>> Start Data in this exercise

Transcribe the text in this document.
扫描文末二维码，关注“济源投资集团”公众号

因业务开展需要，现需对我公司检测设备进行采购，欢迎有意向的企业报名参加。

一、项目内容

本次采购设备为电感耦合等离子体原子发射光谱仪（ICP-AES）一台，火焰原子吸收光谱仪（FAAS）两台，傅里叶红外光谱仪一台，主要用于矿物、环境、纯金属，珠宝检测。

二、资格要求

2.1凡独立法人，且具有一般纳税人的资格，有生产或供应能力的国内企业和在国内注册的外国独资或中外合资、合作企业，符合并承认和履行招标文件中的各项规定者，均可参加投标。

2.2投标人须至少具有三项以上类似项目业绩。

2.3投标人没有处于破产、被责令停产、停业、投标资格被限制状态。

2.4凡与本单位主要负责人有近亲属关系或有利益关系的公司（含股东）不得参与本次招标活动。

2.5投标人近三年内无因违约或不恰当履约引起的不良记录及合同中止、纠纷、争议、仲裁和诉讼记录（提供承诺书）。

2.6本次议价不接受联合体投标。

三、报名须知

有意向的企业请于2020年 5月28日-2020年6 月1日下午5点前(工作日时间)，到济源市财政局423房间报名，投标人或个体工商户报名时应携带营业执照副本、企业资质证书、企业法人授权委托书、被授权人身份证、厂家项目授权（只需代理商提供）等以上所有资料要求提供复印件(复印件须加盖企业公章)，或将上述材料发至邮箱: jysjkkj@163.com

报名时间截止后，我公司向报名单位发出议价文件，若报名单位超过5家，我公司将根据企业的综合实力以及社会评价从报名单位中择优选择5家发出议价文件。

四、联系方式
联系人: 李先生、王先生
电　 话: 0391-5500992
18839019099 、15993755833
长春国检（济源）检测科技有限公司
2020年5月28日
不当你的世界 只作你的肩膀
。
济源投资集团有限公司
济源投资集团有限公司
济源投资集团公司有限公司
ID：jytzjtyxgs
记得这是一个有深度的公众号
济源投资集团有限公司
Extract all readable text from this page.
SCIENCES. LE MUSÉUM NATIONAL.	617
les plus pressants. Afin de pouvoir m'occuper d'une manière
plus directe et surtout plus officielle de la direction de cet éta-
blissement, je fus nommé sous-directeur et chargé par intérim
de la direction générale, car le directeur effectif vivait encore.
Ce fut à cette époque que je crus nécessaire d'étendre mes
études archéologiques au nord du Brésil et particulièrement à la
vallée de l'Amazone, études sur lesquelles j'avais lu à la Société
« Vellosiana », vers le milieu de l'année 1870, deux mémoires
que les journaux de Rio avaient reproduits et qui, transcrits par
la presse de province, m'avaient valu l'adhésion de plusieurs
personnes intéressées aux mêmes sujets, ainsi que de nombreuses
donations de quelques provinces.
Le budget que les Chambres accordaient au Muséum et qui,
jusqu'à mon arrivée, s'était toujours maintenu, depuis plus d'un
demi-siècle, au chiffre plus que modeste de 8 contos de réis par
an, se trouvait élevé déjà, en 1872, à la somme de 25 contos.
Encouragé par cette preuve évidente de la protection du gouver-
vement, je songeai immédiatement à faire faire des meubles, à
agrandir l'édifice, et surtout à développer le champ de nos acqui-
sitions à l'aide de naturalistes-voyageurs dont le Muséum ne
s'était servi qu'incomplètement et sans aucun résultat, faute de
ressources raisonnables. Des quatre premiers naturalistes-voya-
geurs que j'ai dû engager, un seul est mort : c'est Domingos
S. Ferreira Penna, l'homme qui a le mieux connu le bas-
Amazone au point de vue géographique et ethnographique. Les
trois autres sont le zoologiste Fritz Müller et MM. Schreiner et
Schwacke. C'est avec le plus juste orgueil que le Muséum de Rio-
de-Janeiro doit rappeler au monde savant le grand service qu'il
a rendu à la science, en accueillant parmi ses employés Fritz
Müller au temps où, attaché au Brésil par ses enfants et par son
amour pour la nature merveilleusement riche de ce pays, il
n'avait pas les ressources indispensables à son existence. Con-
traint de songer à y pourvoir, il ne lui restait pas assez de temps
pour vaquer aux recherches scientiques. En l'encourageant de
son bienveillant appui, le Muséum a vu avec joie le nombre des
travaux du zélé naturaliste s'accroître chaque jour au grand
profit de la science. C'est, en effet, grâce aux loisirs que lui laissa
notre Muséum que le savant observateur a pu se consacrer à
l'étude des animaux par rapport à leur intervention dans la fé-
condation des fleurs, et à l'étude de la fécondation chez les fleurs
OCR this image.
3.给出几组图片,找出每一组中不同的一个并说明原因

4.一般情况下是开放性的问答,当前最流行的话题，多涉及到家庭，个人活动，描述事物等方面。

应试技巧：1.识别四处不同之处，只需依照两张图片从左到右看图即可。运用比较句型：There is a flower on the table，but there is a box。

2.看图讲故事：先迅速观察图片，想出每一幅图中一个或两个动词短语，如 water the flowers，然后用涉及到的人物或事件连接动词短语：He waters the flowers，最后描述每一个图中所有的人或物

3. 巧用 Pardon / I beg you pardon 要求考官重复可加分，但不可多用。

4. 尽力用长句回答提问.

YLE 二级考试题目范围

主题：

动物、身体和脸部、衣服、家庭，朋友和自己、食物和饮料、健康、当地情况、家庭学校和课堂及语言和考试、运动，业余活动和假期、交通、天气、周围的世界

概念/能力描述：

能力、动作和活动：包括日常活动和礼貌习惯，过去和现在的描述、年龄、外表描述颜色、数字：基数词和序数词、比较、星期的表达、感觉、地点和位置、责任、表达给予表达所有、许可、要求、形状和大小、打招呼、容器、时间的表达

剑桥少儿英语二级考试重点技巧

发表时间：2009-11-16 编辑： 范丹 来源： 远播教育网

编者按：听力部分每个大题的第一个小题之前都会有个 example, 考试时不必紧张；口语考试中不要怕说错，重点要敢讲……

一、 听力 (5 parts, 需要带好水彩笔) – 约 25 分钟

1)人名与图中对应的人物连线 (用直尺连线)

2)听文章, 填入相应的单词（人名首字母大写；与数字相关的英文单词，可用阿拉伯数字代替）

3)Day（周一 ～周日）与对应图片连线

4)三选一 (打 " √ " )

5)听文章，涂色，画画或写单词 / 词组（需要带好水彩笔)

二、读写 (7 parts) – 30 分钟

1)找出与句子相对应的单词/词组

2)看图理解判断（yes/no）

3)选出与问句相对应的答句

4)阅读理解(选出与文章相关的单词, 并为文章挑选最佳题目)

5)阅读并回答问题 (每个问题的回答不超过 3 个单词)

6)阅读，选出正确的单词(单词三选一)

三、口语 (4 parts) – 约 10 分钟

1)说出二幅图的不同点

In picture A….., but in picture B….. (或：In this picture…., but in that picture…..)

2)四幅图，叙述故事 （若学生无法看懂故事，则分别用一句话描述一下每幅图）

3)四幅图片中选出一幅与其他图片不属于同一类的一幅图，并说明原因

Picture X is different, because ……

>> End Data in this exercise

Select and copy every line of the material that holds the string "需要带好水彩笔".

## Final result
一、 听力 (5 parts, 需要带好水彩笔) – 约 25 分钟
5)听文章，涂色，画画或写单词 / 词组（需要带好水彩笔)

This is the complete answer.